• **Stored records**:
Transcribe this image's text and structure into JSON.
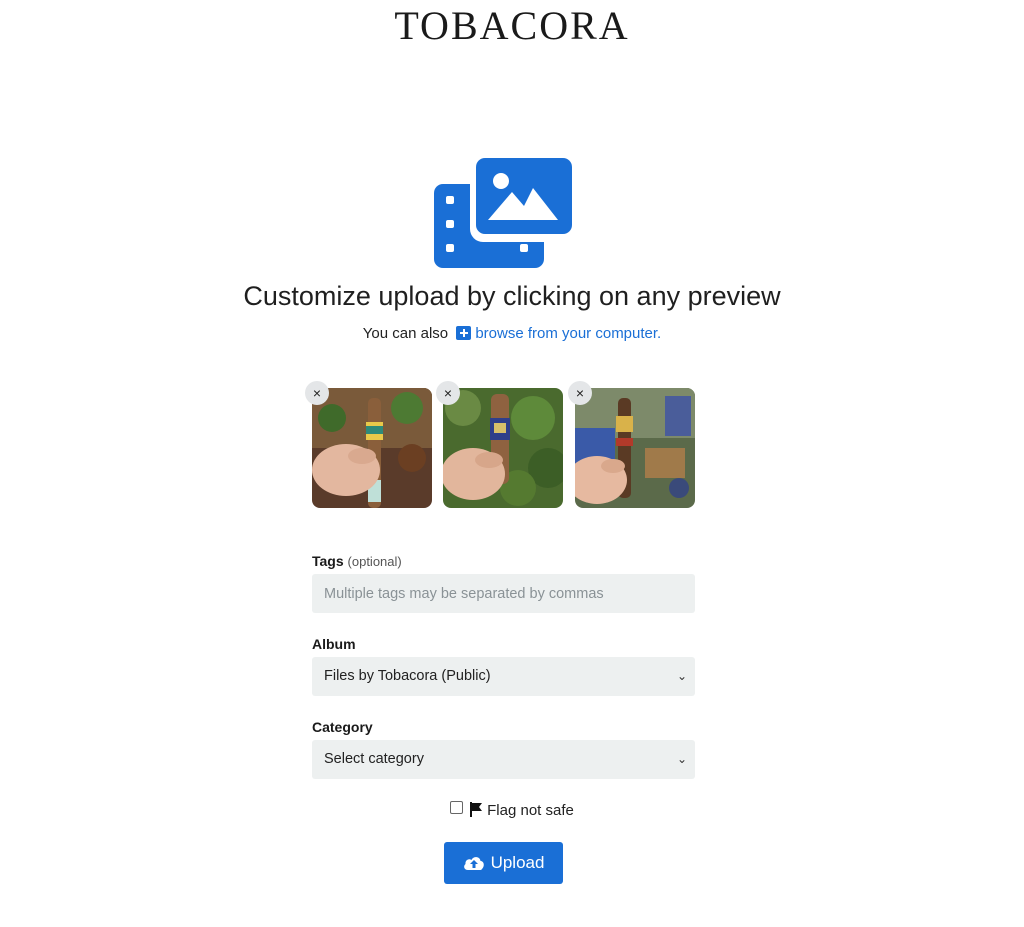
{
  "brand": {
    "name": "TOBACORA"
  },
  "hero": {
    "icon": "photo-video-icon",
    "color": "#1a6fd6"
  },
  "headline": "Customize upload by clicking on any preview",
  "subline": {
    "prefix": "You can also",
    "icon": "plus-square-icon",
    "link": "browse from your computer."
  },
  "previews": [
    {
      "remove_label": "×"
    },
    {
      "remove_label": "×"
    },
    {
      "remove_label": "×"
    }
  ],
  "form": {
    "tags": {
      "label": "Tags",
      "optional": "(optional)",
      "value": "",
      "placeholder": "Multiple tags may be separated by commas"
    },
    "album": {
      "label": "Album",
      "selected": "Files by Tobacora (Public)"
    },
    "category": {
      "label": "Category",
      "selected": "Select category"
    },
    "flag": {
      "label": "Flag not safe",
      "checked": false,
      "icon": "flag-icon"
    },
    "upload": {
      "label": "Upload",
      "icon": "cloud-upload-icon"
    }
  },
  "colors": {
    "accent": "#1a6fd6",
    "field_bg": "#edf0f0"
  }
}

• **Work required**:
Leave the images out, please, and restate each line word for word.

• **The output**:
Transcribe this image's text and structure into JSON.
{
  "brand": {
    "name": "TOBACORA"
  },
  "hero": {
    "icon": "photo-video-icon",
    "color": "#1a6fd6"
  },
  "headline": "Customize upload by clicking on any preview",
  "subline": {
    "prefix": "You can also",
    "icon": "plus-square-icon",
    "link": "browse from your computer."
  },
  "previews": [
    {
      "remove_label": "×"
    },
    {
      "remove_label": "×"
    },
    {
      "remove_label": "×"
    }
  ],
  "form": {
    "tags": {
      "label": "Tags",
      "optional": "(optional)",
      "value": "",
      "placeholder": "Multiple tags may be separated by commas"
    },
    "album": {
      "label": "Album",
      "selected": "Files by Tobacora (Public)"
    },
    "category": {
      "label": "Category",
      "selected": "Select category"
    },
    "flag": {
      "label": "Flag not safe",
      "checked": false,
      "icon": "flag-icon"
    },
    "upload": {
      "label": "Upload",
      "icon": "cloud-upload-icon"
    }
  },
  "colors": {
    "accent": "#1a6fd6",
    "field_bg": "#edf0f0"
  }
}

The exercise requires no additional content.